→ **STATED PROBLEM**:
Please copy out the rows exactly, from the first line of the block through the line containing "452, 679, 525]", including both ends.

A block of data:
* * *

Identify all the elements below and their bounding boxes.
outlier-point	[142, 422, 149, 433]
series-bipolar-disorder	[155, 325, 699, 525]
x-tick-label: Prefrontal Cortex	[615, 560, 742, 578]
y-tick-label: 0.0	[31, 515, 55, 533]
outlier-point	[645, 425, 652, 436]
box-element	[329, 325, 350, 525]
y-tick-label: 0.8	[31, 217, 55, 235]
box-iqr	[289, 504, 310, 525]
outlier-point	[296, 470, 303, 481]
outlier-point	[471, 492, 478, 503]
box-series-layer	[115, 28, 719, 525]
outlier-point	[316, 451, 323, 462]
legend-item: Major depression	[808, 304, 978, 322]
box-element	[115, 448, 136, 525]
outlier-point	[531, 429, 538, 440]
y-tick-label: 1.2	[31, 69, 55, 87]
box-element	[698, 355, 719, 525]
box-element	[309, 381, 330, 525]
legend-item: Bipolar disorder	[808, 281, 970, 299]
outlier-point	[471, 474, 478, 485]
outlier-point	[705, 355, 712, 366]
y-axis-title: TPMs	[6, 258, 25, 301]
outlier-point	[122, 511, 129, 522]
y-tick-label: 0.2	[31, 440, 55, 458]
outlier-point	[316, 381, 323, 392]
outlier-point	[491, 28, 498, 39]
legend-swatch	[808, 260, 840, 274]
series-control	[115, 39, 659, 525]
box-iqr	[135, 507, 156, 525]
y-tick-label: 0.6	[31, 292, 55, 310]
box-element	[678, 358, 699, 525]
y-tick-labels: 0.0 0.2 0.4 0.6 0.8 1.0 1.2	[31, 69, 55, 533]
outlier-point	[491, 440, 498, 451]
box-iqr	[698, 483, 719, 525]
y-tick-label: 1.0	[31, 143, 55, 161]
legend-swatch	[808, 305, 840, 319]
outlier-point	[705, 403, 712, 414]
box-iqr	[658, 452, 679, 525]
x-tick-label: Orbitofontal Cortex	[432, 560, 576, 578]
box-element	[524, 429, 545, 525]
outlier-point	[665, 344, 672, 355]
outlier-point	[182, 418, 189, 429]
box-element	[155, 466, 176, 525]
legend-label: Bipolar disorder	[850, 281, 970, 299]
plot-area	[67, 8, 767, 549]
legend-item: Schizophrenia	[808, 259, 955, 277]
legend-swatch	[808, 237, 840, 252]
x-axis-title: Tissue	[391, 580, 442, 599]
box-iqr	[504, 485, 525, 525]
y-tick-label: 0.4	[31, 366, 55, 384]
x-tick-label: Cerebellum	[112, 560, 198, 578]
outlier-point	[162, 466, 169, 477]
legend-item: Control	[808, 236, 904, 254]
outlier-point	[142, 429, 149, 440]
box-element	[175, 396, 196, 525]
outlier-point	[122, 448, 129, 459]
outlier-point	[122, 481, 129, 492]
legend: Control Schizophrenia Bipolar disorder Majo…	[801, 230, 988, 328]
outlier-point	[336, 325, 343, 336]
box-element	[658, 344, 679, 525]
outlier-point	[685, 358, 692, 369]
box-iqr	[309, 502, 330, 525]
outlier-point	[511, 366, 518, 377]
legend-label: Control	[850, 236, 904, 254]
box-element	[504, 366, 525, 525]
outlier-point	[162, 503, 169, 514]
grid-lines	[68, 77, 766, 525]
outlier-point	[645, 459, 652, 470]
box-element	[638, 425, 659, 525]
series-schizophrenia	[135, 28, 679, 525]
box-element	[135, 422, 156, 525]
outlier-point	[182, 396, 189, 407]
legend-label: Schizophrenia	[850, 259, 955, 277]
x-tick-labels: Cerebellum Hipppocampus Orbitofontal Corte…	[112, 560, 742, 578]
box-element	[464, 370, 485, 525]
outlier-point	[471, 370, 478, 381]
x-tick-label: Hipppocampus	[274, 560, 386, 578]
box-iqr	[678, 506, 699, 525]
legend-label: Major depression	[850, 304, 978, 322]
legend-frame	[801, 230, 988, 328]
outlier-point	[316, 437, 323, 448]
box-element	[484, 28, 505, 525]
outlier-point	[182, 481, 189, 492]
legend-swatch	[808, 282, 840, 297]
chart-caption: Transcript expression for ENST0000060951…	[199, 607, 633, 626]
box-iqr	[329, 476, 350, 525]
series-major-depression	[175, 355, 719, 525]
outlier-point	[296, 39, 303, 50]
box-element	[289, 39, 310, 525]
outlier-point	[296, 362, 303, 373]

* * *

→ **OUTPUT BELOW**:
Identify all the elements below and their bounding boxes.
outlier-point	[142, 422, 149, 433]
series-bipolar-disorder	[155, 325, 699, 525]
x-tick-label: Prefrontal Cortex	[615, 560, 742, 578]
y-tick-label: 0.0	[31, 515, 55, 533]
outlier-point	[645, 425, 652, 436]
box-element	[329, 325, 350, 525]
y-tick-label: 0.8	[31, 217, 55, 235]
box-iqr	[289, 504, 310, 525]
outlier-point	[296, 470, 303, 481]
outlier-point	[471, 492, 478, 503]
box-series-layer	[115, 28, 719, 525]
outlier-point	[316, 451, 323, 462]
legend-item: Major depression	[808, 304, 978, 322]
box-element	[115, 448, 136, 525]
outlier-point	[531, 429, 538, 440]
y-tick-label: 1.2	[31, 69, 55, 87]
box-element	[698, 355, 719, 525]
box-element	[309, 381, 330, 525]
legend-item: Bipolar disorder	[808, 281, 970, 299]
outlier-point	[471, 474, 478, 485]
outlier-point	[705, 355, 712, 366]
y-axis-title: TPMs	[6, 258, 25, 301]
outlier-point	[122, 511, 129, 522]
y-tick-label: 0.2	[31, 440, 55, 458]
outlier-point	[316, 381, 323, 392]
outlier-point	[491, 28, 498, 39]
legend-swatch	[808, 260, 840, 274]
series-control	[115, 39, 659, 525]
box-iqr	[135, 507, 156, 525]
y-tick-label: 0.6	[31, 292, 55, 310]
box-element	[678, 358, 699, 525]
y-tick-labels: 0.0 0.2 0.4 0.6 0.8 1.0 1.2	[31, 69, 55, 533]
outlier-point	[491, 440, 498, 451]
box-iqr	[698, 483, 719, 525]
y-tick-label: 1.0	[31, 143, 55, 161]
legend-swatch	[808, 305, 840, 319]
outlier-point	[705, 403, 712, 414]
box-iqr	[658, 452, 679, 525]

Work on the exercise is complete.